___ Data for this exercise ___

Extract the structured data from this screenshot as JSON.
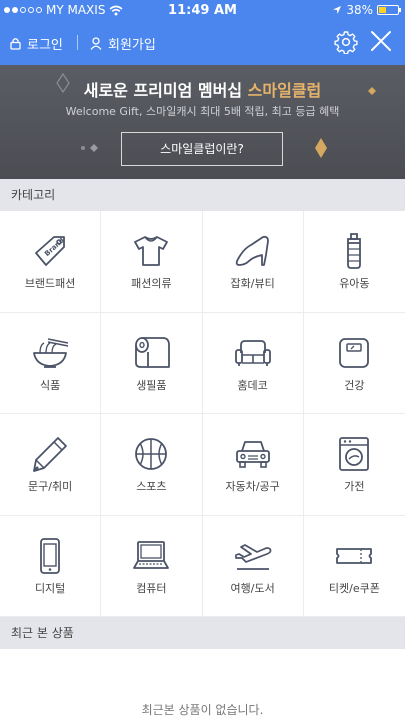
{
  "status_bar": {
    "carrier": "MY MAXIS",
    "time": "11:49 AM",
    "battery": "38%",
    "battery_level": 0.38
  },
  "nav": {
    "login": "로그인",
    "join": "회원가입"
  },
  "banner": {
    "title_prefix": "새로운 프리미엄 멤버십 ",
    "title_highlight": "스마일클럽",
    "subtitle": "Welcome Gift, 스마일캐시 최대 5배 적립, 최고 등급 혜택",
    "button": "스마일클럽이란?",
    "accent_color": "#e6b36b"
  },
  "categories": {
    "header": "카테고리",
    "items": [
      {
        "label": "브랜드패션",
        "icon": "brand-tag-icon"
      },
      {
        "label": "패션의류",
        "icon": "tshirt-icon"
      },
      {
        "label": "잡화/뷰티",
        "icon": "high-heel-icon"
      },
      {
        "label": "유아동",
        "icon": "baby-bottle-icon"
      },
      {
        "label": "식품",
        "icon": "noodle-bowl-icon"
      },
      {
        "label": "생필품",
        "icon": "toilet-paper-icon"
      },
      {
        "label": "홈데코",
        "icon": "sofa-icon"
      },
      {
        "label": "건강",
        "icon": "scale-icon"
      },
      {
        "label": "문구/취미",
        "icon": "pencil-icon"
      },
      {
        "label": "스포츠",
        "icon": "basketball-icon"
      },
      {
        "label": "자동차/공구",
        "icon": "car-icon"
      },
      {
        "label": "가전",
        "icon": "washing-machine-icon"
      },
      {
        "label": "디지털",
        "icon": "smartphone-icon"
      },
      {
        "label": "컴퓨터",
        "icon": "laptop-icon"
      },
      {
        "label": "여행/도서",
        "icon": "airplane-icon"
      },
      {
        "label": "티켓/e쿠폰",
        "icon": "ticket-icon"
      }
    ]
  },
  "recent": {
    "header": "최근 본 상품",
    "empty": "최근본 상품이 없습니다."
  },
  "colors": {
    "brand_blue": "#4a86ee",
    "icon_stroke": "#4b5368"
  }
}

___

Direction: Set the entries down again exactly. Do not include the images.

Exercise output:
Extract the structured data from this screenshot as JSON.
{
  "status_bar": {
    "carrier": "MY MAXIS",
    "time": "11:49 AM",
    "battery": "38%",
    "battery_level": 0.38
  },
  "nav": {
    "login": "로그인",
    "join": "회원가입"
  },
  "banner": {
    "title_prefix": "새로운 프리미엄 멤버십 ",
    "title_highlight": "스마일클럽",
    "subtitle": "Welcome Gift, 스마일캐시 최대 5배 적립, 최고 등급 혜택",
    "button": "스마일클럽이란?",
    "accent_color": "#e6b36b"
  },
  "categories": {
    "header": "카테고리",
    "items": [
      {
        "label": "브랜드패션",
        "icon": "brand-tag-icon"
      },
      {
        "label": "패션의류",
        "icon": "tshirt-icon"
      },
      {
        "label": "잡화/뷰티",
        "icon": "high-heel-icon"
      },
      {
        "label": "유아동",
        "icon": "baby-bottle-icon"
      },
      {
        "label": "식품",
        "icon": "noodle-bowl-icon"
      },
      {
        "label": "생필품",
        "icon": "toilet-paper-icon"
      },
      {
        "label": "홈데코",
        "icon": "sofa-icon"
      },
      {
        "label": "건강",
        "icon": "scale-icon"
      },
      {
        "label": "문구/취미",
        "icon": "pencil-icon"
      },
      {
        "label": "스포츠",
        "icon": "basketball-icon"
      },
      {
        "label": "자동차/공구",
        "icon": "car-icon"
      },
      {
        "label": "가전",
        "icon": "washing-machine-icon"
      },
      {
        "label": "디지털",
        "icon": "smartphone-icon"
      },
      {
        "label": "컴퓨터",
        "icon": "laptop-icon"
      },
      {
        "label": "여행/도서",
        "icon": "airplane-icon"
      },
      {
        "label": "티켓/e쿠폰",
        "icon": "ticket-icon"
      }
    ]
  },
  "recent": {
    "header": "최근 본 상품",
    "empty": "최근본 상품이 없습니다."
  },
  "colors": {
    "brand_blue": "#4a86ee",
    "icon_stroke": "#4b5368"
  }
}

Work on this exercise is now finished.